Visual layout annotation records
□ □ □

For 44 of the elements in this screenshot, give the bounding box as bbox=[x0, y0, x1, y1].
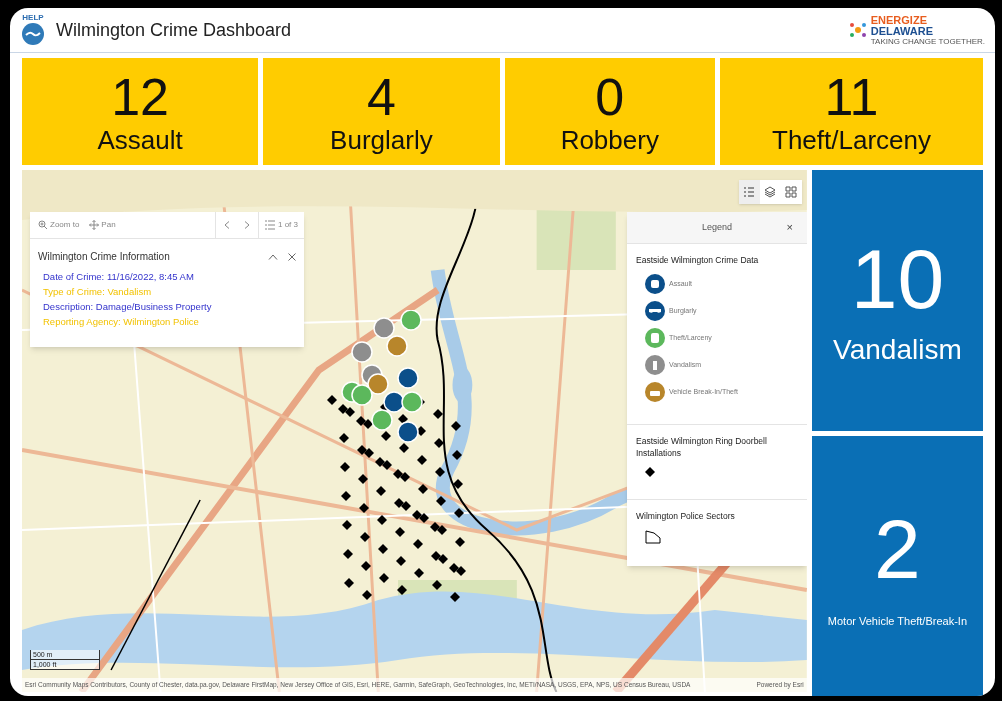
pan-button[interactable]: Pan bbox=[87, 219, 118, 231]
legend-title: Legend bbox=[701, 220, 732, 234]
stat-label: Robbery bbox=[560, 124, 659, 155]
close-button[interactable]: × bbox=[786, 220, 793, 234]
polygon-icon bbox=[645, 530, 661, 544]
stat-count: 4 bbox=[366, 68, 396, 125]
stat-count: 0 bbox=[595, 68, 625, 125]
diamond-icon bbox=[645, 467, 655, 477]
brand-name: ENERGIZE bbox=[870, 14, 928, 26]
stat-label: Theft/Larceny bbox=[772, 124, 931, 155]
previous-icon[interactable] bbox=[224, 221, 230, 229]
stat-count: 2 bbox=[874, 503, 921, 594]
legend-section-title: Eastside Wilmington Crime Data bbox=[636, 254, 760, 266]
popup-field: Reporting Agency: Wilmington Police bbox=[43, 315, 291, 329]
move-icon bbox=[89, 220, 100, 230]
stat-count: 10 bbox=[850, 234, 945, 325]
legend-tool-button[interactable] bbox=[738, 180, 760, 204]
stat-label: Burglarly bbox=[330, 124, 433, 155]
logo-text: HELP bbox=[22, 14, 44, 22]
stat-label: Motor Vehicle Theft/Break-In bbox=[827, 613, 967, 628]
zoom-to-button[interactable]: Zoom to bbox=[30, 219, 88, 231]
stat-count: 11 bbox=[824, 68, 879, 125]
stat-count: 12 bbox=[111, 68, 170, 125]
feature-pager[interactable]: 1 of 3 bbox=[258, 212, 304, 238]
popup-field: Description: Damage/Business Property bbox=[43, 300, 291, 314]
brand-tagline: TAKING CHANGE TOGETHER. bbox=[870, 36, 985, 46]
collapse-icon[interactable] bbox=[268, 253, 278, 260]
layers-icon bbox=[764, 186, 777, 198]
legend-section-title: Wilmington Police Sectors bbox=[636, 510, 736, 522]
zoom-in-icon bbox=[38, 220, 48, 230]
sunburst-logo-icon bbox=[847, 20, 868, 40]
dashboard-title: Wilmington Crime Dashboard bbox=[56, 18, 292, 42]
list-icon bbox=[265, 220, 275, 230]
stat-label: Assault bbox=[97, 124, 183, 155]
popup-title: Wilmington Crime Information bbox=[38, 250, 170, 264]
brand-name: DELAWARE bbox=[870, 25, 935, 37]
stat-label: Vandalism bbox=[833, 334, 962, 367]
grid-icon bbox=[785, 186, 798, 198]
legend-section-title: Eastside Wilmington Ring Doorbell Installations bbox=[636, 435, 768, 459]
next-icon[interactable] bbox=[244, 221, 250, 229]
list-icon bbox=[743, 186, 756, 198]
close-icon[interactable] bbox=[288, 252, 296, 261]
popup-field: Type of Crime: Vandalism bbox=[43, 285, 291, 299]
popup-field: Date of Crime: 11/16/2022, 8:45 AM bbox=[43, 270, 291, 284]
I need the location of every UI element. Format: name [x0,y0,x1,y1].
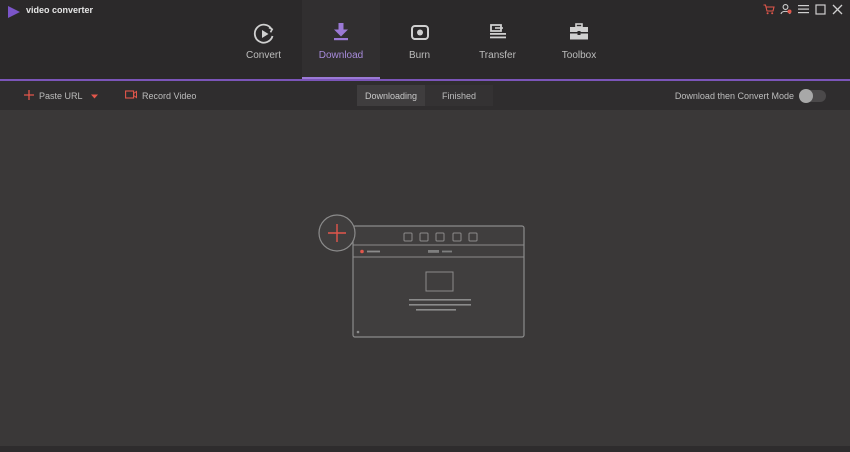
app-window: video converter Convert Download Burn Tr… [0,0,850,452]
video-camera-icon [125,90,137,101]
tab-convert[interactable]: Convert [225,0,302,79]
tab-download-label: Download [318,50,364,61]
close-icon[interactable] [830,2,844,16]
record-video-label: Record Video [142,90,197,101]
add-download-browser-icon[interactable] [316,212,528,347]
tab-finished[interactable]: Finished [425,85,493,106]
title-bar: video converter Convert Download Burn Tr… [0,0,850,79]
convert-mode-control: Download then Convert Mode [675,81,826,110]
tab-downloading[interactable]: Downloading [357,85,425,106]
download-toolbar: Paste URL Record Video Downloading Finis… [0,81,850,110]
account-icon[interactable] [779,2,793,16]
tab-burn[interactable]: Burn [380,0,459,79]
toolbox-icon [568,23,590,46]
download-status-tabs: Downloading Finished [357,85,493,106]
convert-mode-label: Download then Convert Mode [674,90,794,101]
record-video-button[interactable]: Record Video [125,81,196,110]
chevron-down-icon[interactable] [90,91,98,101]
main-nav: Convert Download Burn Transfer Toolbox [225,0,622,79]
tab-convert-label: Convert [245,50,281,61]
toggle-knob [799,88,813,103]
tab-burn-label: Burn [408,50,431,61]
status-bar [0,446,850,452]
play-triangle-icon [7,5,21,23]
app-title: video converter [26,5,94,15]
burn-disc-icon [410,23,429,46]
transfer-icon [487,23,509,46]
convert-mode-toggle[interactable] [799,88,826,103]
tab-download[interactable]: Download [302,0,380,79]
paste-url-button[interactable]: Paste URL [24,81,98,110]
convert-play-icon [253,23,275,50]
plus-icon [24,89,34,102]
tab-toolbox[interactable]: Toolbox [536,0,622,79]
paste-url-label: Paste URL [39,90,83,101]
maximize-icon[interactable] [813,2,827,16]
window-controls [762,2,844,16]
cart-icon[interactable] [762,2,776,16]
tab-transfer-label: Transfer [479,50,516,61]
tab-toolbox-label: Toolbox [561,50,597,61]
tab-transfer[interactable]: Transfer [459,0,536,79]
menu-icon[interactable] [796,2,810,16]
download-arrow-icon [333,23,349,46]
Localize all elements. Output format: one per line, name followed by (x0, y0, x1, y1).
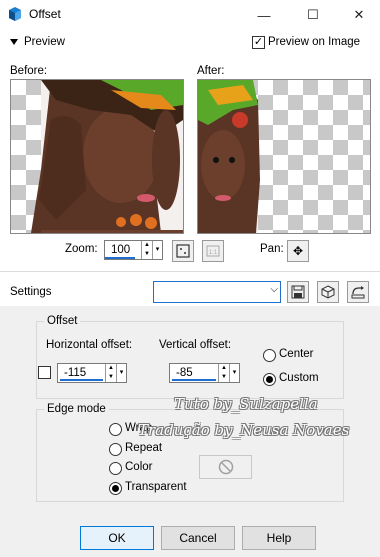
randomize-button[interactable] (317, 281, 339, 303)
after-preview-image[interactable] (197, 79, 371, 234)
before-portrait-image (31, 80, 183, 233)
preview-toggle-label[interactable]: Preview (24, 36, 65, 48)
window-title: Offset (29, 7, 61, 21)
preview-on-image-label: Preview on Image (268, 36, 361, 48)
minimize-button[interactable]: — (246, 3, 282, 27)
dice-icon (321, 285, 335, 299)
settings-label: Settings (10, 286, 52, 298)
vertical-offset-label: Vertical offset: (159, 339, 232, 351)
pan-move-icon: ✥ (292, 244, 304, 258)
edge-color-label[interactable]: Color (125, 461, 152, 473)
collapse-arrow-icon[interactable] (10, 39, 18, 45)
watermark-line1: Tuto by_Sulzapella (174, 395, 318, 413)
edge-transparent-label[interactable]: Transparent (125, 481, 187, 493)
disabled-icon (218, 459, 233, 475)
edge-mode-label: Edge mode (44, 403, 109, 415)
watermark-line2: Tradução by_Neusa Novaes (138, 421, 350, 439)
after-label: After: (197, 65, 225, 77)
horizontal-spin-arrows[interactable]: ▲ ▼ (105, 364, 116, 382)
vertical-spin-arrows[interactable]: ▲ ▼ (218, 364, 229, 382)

□ □ □

YOUR INSTRUCTIONS
Please rewrite all the lines above, replacing "stat-label" with "stat-name" and leaving everything else unchanged. Omit the pictures from your answer.

RESULT OF THIS TASK
For 44 of the elements in this screenshot, give the bounding box as bbox=[x0, y0, x1, y1].
pan-button[interactable]: Pan bbox=[87, 219, 118, 231]
legend-title: Legend bbox=[701, 220, 732, 234]
stat-name: Robbery bbox=[560, 124, 659, 155]
close-button[interactable]: × bbox=[786, 220, 793, 234]
polygon-icon bbox=[645, 530, 661, 544]
stat-count: 4 bbox=[366, 68, 396, 125]
stat-count: 0 bbox=[595, 68, 625, 125]
diamond-icon bbox=[645, 467, 655, 477]
brand-name: ENERGIZE bbox=[870, 14, 928, 26]
stat-name: Theft/Larceny bbox=[772, 124, 931, 155]
previous-icon[interactable] bbox=[224, 221, 230, 229]
stat-count: 2 bbox=[874, 503, 921, 594]
legend-section-title: Eastside Wilmington Crime Data bbox=[636, 254, 760, 266]
popup-field: Reporting Agency: Wilmington Police bbox=[43, 315, 291, 329]
move-icon bbox=[89, 220, 100, 230]
stat-count: 10 bbox=[850, 234, 945, 325]
legend-tool-button[interactable] bbox=[738, 180, 760, 204]
stat-name: Burglarly bbox=[330, 124, 433, 155]
logo-text: HELP bbox=[22, 14, 44, 22]
stat-name: Motor Vehicle Theft/Break-In bbox=[827, 613, 967, 628]
zoom-to-button[interactable]: Zoom to bbox=[30, 219, 88, 231]
stat-count: 11 bbox=[824, 68, 879, 125]
stat-count: 12 bbox=[111, 68, 170, 125]
feature-pager[interactable]: 1 of 3 bbox=[258, 212, 304, 238]
popup-field: Description: Damage/Business Property bbox=[43, 300, 291, 314]
brand-tagline: TAKING CHANGE TOGETHER. bbox=[870, 36, 985, 46]
collapse-icon[interactable] bbox=[268, 253, 278, 260]
layers-icon bbox=[764, 186, 777, 198]
legend-section-title: Wilmington Police Sectors bbox=[636, 510, 736, 522]
zoom-in-icon bbox=[38, 220, 48, 230]
sunburst-logo-icon bbox=[847, 20, 868, 40]
dashboard-title: Wilmington Crime Dashboard bbox=[56, 18, 292, 42]
list-icon bbox=[265, 220, 275, 230]
stat-name: Assault bbox=[97, 124, 183, 155]
popup-title: Wilmington Crime Information bbox=[38, 250, 170, 264]
brand-name: DELAWARE bbox=[870, 25, 935, 37]
stat-name: Vandalism bbox=[833, 334, 962, 367]
grid-icon bbox=[785, 186, 798, 198]
legend-section-title: Eastside Wilmington Ring Doorbell Installations bbox=[636, 435, 768, 459]
next-icon[interactable] bbox=[244, 221, 250, 229]
list-icon bbox=[743, 186, 756, 198]
close-icon[interactable] bbox=[288, 252, 296, 261]
popup-field: Type of Crime: Vandalism bbox=[43, 285, 291, 299]
popup-field: Date of Crime: 11/16/2022, 8:45 AM bbox=[43, 270, 291, 284]
I need the location of every UI element. Format: name [x0,y0,x1,y1].
app-window: video converter Convert Download Burn Tr… [0,0,850,452]
video-camera-icon [125,90,137,101]
tab-convert[interactable]: Convert [225,0,302,79]
tab-download-label: Download [318,50,364,61]
close-icon[interactable] [830,2,844,16]
record-video-label: Record Video [142,90,197,101]
add-download-browser-icon[interactable] [316,212,528,347]
tab-finished[interactable]: Finished [425,85,493,106]
title-bar: video converter Convert Download Burn Tr… [0,0,850,79]
convert-mode-control: Download then Convert Mode [675,81,826,110]
tab-downloading[interactable]: Downloading [357,85,425,106]
download-toolbar: Paste URL Record Video Downloading Finis… [0,81,850,110]
account-icon[interactable] [779,2,793,16]
tab-burn[interactable]: Burn [380,0,459,79]
toolbox-icon [568,23,590,46]
download-status-tabs: Downloading Finished [357,85,493,106]
convert-mode-label: Download then Convert Mode [674,90,794,101]
record-video-button[interactable]: Record Video [125,81,196,110]
chevron-down-icon[interactable] [90,91,98,101]
main-nav: Convert Download Burn Transfer Toolbox [225,0,622,79]
tab-convert-label: Convert [245,50,281,61]
toggle-knob [799,88,813,103]
tab-burn-label: Burn [408,50,431,61]
status-bar [0,446,850,452]
play-triangle-icon [7,5,21,23]
app-title: video converter [26,5,94,15]
burn-disc-icon [410,23,429,46]
transfer-icon [487,23,509,46]
convert-mode-toggle[interactable] [799,88,826,103]
tab-download[interactable]: Download [302,0,380,79]
paste-url-button[interactable]: Paste URL [24,81,98,110]
convert-play-icon [253,23,275,50]
plus-icon [24,89,34,102]
tab-toolbox[interactable]: Toolbox [536,0,622,79]
paste-url-label: Paste URL [39,90,83,101]
maximize-icon[interactable] [813,2,827,16]
window-controls [762,2,844,16]
cart-icon[interactable] [762,2,776,16]
tab-transfer-label: Transfer [479,50,516,61]
tab-toolbox-label: Toolbox [561,50,597,61]
tab-transfer[interactable]: Transfer [459,0,536,79]
menu-icon[interactable] [796,2,810,16]
download-arrow-icon [333,23,349,46]
Localize all elements. Output format: one per line, name followed by (x0, y0, x1, y1).
randomize-button[interactable] (317, 281, 339, 303)
after-preview-image[interactable] (197, 79, 371, 234)
before-portrait-image (31, 80, 183, 233)
preview-toggle-label[interactable]: Preview (24, 36, 65, 48)
window-title: Offset (29, 7, 61, 21)
preview-on-image-label: Preview on Image (268, 36, 361, 48)
minimize-button[interactable]: — (246, 3, 282, 27)
dice-icon (321, 285, 335, 299)
settings-label: Settings (10, 286, 52, 298)
vertical-offset-label: Vertical offset: (159, 339, 232, 351)
pan-move-icon: ✥ (292, 244, 304, 258)
edge-color-label[interactable]: Color (125, 461, 152, 473)
collapse-arrow-icon[interactable] (10, 39, 18, 45)
watermark-line1: Tuto by_Sulzapella (174, 395, 318, 413)
edge-transparent-label[interactable]: Transparent (125, 481, 187, 493)
disabled-icon (218, 459, 233, 475)
edge-mode-label: Edge mode (44, 403, 109, 415)
watermark-line2: Tradução by_Neusa Novaes (138, 421, 350, 439)
after-label: After: (197, 65, 225, 77)
horizontal-spin-arrows[interactable]: ▲ ▼ (105, 364, 116, 382)
vertical-spin-arrows[interactable]: ▲ ▼ (218, 364, 229, 382)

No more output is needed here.